* _TASK REQUIREMENTS_:
Each entry has to be copied exactly, with nothing missed.
▬▬▬
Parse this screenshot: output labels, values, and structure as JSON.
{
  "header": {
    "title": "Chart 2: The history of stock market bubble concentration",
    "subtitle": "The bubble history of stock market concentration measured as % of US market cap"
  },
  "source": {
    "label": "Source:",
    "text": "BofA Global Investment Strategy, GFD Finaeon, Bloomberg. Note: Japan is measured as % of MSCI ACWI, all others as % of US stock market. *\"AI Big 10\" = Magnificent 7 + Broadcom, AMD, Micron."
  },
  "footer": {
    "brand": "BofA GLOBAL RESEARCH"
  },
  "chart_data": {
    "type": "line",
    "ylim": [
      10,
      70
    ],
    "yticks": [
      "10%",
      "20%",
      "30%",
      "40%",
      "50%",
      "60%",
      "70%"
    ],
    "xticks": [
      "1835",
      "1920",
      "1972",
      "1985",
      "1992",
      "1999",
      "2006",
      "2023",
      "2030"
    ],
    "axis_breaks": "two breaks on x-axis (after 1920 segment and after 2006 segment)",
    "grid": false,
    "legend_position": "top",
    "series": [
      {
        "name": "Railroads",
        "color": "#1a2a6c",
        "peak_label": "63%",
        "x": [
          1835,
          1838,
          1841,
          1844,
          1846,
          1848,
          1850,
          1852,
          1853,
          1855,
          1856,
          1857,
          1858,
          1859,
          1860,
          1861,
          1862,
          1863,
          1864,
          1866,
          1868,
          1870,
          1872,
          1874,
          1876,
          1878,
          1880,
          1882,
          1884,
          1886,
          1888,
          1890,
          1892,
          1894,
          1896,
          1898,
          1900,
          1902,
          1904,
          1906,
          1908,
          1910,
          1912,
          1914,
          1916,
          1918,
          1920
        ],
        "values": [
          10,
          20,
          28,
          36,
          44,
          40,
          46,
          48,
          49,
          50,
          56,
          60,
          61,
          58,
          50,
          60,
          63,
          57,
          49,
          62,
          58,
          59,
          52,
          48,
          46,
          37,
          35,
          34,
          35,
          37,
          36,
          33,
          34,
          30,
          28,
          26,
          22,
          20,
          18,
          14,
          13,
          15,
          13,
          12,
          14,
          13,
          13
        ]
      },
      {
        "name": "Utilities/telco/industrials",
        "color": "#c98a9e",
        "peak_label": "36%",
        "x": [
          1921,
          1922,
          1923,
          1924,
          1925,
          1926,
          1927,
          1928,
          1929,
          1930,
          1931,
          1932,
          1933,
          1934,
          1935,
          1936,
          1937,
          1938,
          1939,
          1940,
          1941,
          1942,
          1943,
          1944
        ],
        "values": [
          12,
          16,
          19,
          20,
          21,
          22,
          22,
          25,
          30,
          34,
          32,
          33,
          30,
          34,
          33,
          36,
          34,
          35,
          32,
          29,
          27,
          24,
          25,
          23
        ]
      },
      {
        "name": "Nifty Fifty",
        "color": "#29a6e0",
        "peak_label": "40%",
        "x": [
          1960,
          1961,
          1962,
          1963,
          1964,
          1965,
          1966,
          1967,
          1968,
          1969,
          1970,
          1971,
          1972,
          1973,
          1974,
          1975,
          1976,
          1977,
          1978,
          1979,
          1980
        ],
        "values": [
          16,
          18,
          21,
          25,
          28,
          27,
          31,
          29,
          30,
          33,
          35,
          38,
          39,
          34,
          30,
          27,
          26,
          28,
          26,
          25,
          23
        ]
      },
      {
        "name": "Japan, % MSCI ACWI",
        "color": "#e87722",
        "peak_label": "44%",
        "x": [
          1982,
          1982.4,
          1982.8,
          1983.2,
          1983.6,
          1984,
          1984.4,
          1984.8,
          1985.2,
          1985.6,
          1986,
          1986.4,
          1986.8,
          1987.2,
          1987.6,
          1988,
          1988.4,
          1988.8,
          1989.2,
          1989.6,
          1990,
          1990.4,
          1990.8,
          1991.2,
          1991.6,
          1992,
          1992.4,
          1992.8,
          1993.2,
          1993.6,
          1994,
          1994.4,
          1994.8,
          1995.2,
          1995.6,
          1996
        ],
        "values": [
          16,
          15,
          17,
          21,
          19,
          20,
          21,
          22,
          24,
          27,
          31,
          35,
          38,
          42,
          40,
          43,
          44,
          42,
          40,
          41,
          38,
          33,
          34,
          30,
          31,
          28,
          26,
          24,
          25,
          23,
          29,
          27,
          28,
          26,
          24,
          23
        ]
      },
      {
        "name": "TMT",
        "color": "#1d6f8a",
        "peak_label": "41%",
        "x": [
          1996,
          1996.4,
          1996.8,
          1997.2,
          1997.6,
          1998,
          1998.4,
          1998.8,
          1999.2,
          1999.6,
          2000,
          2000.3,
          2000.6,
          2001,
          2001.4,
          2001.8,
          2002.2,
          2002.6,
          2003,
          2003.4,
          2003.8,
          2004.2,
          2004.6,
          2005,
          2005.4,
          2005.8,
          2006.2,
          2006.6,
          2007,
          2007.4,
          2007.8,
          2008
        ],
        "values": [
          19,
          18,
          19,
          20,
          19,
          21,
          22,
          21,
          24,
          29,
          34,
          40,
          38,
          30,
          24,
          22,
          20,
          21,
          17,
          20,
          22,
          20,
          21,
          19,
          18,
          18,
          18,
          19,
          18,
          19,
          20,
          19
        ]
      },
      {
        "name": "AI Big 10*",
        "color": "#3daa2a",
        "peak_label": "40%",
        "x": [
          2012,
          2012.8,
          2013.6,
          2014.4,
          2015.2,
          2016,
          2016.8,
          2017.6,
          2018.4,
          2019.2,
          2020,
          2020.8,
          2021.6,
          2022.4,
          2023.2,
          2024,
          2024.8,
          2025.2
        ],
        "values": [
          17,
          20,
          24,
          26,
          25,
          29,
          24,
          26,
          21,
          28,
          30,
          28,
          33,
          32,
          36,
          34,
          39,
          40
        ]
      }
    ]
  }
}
▬▬▬
* _REPLY TO THE TASK_:
Parse this screenshot: output labels, values, and structure as JSON.
{
  "header": {
    "title": "Chart 2: The history of stock market bubble concentration",
    "subtitle": "The bubble history of stock market concentration measured as % of US market cap"
  },
  "source": {
    "label": "Source:",
    "text": "BofA Global Investment Strategy, GFD Finaeon, Bloomberg. Note: Japan is measured as % of MSCI ACWI, all others as % of US stock market. *\"AI Big 10\" = Magnificent 7 + Broadcom, AMD, Micron."
  },
  "footer": {
    "brand": "BofA GLOBAL RESEARCH"
  },
  "chart_data": {
    "type": "line",
    "ylim": [
      10,
      70
    ],
    "yticks": [
      "10%",
      "20%",
      "30%",
      "40%",
      "50%",
      "60%",
      "70%"
    ],
    "xticks": [
      "1835",
      "1920",
      "1972",
      "1985",
      "1992",
      "1999",
      "2006",
      "2023",
      "2030"
    ],
    "axis_breaks": "two breaks on x-axis (after 1920 segment and after 2006 segment)",
    "grid": false,
    "legend_position": "top",
    "series": [
      {
        "name": "Railroads",
        "color": "#1a2a6c",
        "peak_label": "63%",
        "x": [
          1835,
          1838,
          1841,
          1844,
          1846,
          1848,
          1850,
          1852,
          1853,
          1855,
          1856,
          1857,
          1858,
          1859,
          1860,
          1861,
          1862,
          1863,
          1864,
          1866,
          1868,
          1870,
          1872,
          1874,
          1876,
          1878,
          1880,
          1882,
          1884,
          1886,
          1888,
          1890,
          1892,
          1894,
          1896,
          1898,
          1900,
          1902,
          1904,
          1906,
          1908,
          1910,
          1912,
          1914,
          1916,
          1918,
          1920
        ],
        "values": [
          10,
          20,
          28,
          36,
          44,
          40,
          46,
          48,
          49,
          50,
          56,
          60,
          61,
          58,
          50,
          60,
          63,
          57,
          49,
          62,
          58,
          59,
          52,
          48,
          46,
          37,
          35,
          34,
          35,
          37,
          36,
          33,
          34,
          30,
          28,
          26,
          22,
          20,
          18,
          14,
          13,
          15,
          13,
          12,
          14,
          13,
          13
        ]
      },
      {
        "name": "Utilities/telco/industrials",
        "color": "#c98a9e",
        "peak_label": "36%",
        "x": [
          1921,
          1922,
          1923,
          1924,
          1925,
          1926,
          1927,
          1928,
          1929,
          1930,
          1931,
          1932,
          1933,
          1934,
          1935,
          1936,
          1937,
          1938,
          1939,
          1940,
          1941,
          1942,
          1943,
          1944
        ],
        "values": [
          12,
          16,
          19,
          20,
          21,
          22,
          22,
          25,
          30,
          34,
          32,
          33,
          30,
          34,
          33,
          36,
          34,
          35,
          32,
          29,
          27,
          24,
          25,
          23
        ]
      },
      {
        "name": "Nifty Fifty",
        "color": "#29a6e0",
        "peak_label": "40%",
        "x": [
          1960,
          1961,
          1962,
          1963,
          1964,
          1965,
          1966,
          1967,
          1968,
          1969,
          1970,
          1971,
          1972,
          1973,
          1974,
          1975,
          1976,
          1977,
          1978,
          1979,
          1980
        ],
        "values": [
          16,
          18,
          21,
          25,
          28,
          27,
          31,
          29,
          30,
          33,
          35,
          38,
          39,
          34,
          30,
          27,
          26,
          28,
          26,
          25,
          23
        ]
      },
      {
        "name": "Japan, % MSCI ACWI",
        "color": "#e87722",
        "peak_label": "44%",
        "x": [
          1982,
          1982.4,
          1982.8,
          1983.2,
          1983.6,
          1984,
          1984.4,
          1984.8,
          1985.2,
          1985.6,
          1986,
          1986.4,
          1986.8,
          1987.2,
          1987.6,
          1988,
          1988.4,
          1988.8,
          1989.2,
          1989.6,
          1990,
          1990.4,
          1990.8,
          1991.2,
          1991.6,
          1992,
          1992.4,
          1992.8,
          1993.2,
          1993.6,
          1994,
          1994.4,
          1994.8,
          1995.2,
          1995.6,
          1996
        ],
        "values": [
          16,
          15,
          17,
          21,
          19,
          20,
          21,
          22,
          24,
          27,
          31,
          35,
          38,
          42,
          40,
          43,
          44,
          42,
          40,
          41,
          38,
          33,
          34,
          30,
          31,
          28,
          26,
          24,
          25,
          23,
          29,
          27,
          28,
          26,
          24,
          23
        ]
      },
      {
        "name": "TMT",
        "color": "#1d6f8a",
        "peak_label": "41%",
        "x": [
          1996,
          1996.4,
          1996.8,
          1997.2,
          1997.6,
          1998,
          1998.4,
          1998.8,
          1999.2,
          1999.6,
          2000,
          2000.3,
          2000.6,
          2001,
          2001.4,
          2001.8,
          2002.2,
          2002.6,
          2003,
          2003.4,
          2003.8,
          2004.2,
          2004.6,
          2005,
          2005.4,
          2005.8,
          2006.2,
          2006.6,
          2007,
          2007.4,
          2007.8,
          2008
        ],
        "values": [
          19,
          18,
          19,
          20,
          19,
          21,
          22,
          21,
          24,
          29,
          34,
          40,
          38,
          30,
          24,
          22,
          20,
          21,
          17,
          20,
          22,
          20,
          21,
          19,
          18,
          18,
          18,
          19,
          18,
          19,
          20,
          19
        ]
      },
      {
        "name": "AI Big 10*",
        "color": "#3daa2a",
        "peak_label": "40%",
        "x": [
          2012,
          2012.8,
          2013.6,
          2014.4,
          2015.2,
          2016,
          2016.8,
          2017.6,
          2018.4,
          2019.2,
          2020,
          2020.8,
          2021.6,
          2022.4,
          2023.2,
          2024,
          2024.8,
          2025.2
        ],
        "values": [
          17,
          20,
          24,
          26,
          25,
          29,
          24,
          26,
          21,
          28,
          30,
          28,
          33,
          32,
          36,
          34,
          39,
          40
        ]
      }
    ]
  }
}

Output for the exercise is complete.